_TASK OBJECTIVE_:
Output exactly the lines that run from the line with "Transcribe this image's" to the end of the material, both ends included, and no other lines.

Dataset records
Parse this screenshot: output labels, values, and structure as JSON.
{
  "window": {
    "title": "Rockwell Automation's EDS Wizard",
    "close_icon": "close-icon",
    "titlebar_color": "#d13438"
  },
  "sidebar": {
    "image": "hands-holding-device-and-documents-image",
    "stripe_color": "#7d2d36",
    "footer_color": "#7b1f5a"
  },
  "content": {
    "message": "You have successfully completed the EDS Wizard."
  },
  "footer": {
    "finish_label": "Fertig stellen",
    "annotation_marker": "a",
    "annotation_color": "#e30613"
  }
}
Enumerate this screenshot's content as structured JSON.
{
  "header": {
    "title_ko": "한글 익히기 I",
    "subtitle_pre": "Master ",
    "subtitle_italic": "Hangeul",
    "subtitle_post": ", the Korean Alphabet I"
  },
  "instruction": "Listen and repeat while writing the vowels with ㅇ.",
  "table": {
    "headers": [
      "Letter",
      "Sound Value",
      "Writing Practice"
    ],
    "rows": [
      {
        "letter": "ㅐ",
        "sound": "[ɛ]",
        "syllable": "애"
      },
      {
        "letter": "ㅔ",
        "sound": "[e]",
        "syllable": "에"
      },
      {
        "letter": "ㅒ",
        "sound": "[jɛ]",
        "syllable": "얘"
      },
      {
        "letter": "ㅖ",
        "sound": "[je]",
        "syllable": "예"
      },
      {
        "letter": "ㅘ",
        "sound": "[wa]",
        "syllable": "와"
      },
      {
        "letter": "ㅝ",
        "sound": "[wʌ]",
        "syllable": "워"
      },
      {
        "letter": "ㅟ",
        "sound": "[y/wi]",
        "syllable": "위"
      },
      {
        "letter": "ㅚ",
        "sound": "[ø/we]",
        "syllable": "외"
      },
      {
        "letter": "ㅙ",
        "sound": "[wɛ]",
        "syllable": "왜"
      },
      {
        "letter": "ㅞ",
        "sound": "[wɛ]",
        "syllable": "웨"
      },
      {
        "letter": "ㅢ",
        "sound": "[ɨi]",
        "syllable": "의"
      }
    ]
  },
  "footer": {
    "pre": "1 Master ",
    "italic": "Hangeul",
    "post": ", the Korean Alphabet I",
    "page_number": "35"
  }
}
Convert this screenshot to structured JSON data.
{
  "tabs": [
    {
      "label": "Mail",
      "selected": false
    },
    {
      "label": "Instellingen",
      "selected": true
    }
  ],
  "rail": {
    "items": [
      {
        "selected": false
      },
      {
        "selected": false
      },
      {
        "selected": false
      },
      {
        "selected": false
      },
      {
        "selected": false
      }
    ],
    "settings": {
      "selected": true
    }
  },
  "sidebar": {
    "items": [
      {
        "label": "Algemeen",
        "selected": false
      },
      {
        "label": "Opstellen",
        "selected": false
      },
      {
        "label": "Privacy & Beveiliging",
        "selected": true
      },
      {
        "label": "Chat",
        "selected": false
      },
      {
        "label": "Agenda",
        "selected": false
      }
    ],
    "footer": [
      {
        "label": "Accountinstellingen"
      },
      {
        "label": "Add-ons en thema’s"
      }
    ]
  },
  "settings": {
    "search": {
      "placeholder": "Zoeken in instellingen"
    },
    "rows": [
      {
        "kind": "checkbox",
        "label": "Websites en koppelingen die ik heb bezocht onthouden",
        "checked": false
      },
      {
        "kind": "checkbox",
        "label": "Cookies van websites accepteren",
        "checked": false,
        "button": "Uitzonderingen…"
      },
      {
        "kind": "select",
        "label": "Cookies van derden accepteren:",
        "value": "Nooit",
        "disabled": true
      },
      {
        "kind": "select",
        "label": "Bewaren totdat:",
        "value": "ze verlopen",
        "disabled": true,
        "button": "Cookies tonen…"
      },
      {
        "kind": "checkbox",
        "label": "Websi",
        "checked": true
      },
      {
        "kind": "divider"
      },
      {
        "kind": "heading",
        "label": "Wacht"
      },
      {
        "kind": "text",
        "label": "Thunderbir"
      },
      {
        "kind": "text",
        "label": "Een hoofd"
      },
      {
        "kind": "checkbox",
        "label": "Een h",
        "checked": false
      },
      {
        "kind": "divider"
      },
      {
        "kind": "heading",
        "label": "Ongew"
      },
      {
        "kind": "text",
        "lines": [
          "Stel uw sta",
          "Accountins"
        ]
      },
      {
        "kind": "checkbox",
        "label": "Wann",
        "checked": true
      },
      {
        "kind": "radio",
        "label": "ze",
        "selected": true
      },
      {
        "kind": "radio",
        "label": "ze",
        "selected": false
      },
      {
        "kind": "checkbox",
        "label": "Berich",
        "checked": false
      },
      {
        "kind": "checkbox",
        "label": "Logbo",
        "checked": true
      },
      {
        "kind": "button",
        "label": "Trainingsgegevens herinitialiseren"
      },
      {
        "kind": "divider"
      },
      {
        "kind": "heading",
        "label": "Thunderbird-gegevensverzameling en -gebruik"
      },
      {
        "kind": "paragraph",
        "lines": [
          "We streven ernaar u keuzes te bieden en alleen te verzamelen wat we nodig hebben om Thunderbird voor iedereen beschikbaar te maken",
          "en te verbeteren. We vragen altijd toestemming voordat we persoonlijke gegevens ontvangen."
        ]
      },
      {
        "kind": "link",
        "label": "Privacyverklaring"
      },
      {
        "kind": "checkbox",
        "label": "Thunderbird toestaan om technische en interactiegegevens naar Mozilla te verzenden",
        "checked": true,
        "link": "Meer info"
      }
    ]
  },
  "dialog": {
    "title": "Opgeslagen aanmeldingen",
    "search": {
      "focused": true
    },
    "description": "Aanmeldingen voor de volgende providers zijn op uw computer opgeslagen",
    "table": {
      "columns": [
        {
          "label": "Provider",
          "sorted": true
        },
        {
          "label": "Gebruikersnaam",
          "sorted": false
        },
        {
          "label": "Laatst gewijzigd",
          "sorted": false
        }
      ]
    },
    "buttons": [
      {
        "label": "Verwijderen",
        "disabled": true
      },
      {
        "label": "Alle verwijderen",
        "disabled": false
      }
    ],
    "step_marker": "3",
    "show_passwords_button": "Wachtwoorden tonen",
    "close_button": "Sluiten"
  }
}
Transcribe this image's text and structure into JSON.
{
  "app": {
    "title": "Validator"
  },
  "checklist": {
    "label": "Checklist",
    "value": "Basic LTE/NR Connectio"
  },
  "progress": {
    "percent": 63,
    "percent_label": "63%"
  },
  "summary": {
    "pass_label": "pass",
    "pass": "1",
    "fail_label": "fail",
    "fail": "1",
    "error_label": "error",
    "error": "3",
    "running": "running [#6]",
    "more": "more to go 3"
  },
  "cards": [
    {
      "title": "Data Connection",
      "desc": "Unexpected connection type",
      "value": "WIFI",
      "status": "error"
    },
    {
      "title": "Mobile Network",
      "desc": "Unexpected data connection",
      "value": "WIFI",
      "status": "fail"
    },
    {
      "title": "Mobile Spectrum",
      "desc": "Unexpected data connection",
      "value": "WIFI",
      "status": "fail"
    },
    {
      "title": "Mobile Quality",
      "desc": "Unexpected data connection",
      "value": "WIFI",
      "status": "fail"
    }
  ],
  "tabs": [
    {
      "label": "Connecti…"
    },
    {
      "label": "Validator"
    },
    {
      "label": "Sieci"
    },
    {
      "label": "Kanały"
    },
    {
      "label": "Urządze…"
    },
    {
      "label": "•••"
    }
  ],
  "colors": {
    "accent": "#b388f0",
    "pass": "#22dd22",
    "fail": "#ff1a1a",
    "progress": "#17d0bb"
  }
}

_EXERCISE RESULT_:
Transcribe this image's text and structure into JSON.
{
  "app": {
    "title": "Validator"
  },
  "checklist": {
    "label": "Checklist",
    "value": "Basic LTE/NR Connectio"
  },
  "progress": {
    "percent": 63,
    "percent_label": "63%"
  },
  "summary": {
    "pass_label": "pass",
    "pass": "1",
    "fail_label": "fail",
    "fail": "1",
    "error_label": "error",
    "error": "3",
    "running": "running [#6]",
    "more": "more to go 3"
  },
  "cards": [
    {
      "title": "Data Connection",
      "desc": "Unexpected connection type",
      "value": "WIFI",
      "status": "error"
    },
    {
      "title": "Mobile Network",
      "desc": "Unexpected data connection",
      "value": "WIFI",
      "status": "fail"
    },
    {
      "title": "Mobile Spectrum",
      "desc": "Unexpected data connection",
      "value": "WIFI",
      "status": "fail"
    },
    {
      "title": "Mobile Quality",
      "desc": "Unexpected data connection",
      "value": "WIFI",
      "status": "fail"
    }
  ],
  "tabs": [
    {
      "label": "Connecti…"
    },
    {
      "label": "Validator"
    },
    {
      "label": "Sieci"
    },
    {
      "label": "Kanały"
    },
    {
      "label": "Urządze…"
    },
    {
      "label": "•••"
    }
  ],
  "colors": {
    "accent": "#b388f0",
    "pass": "#22dd22",
    "fail": "#ff1a1a",
    "progress": "#17d0bb"
  }
}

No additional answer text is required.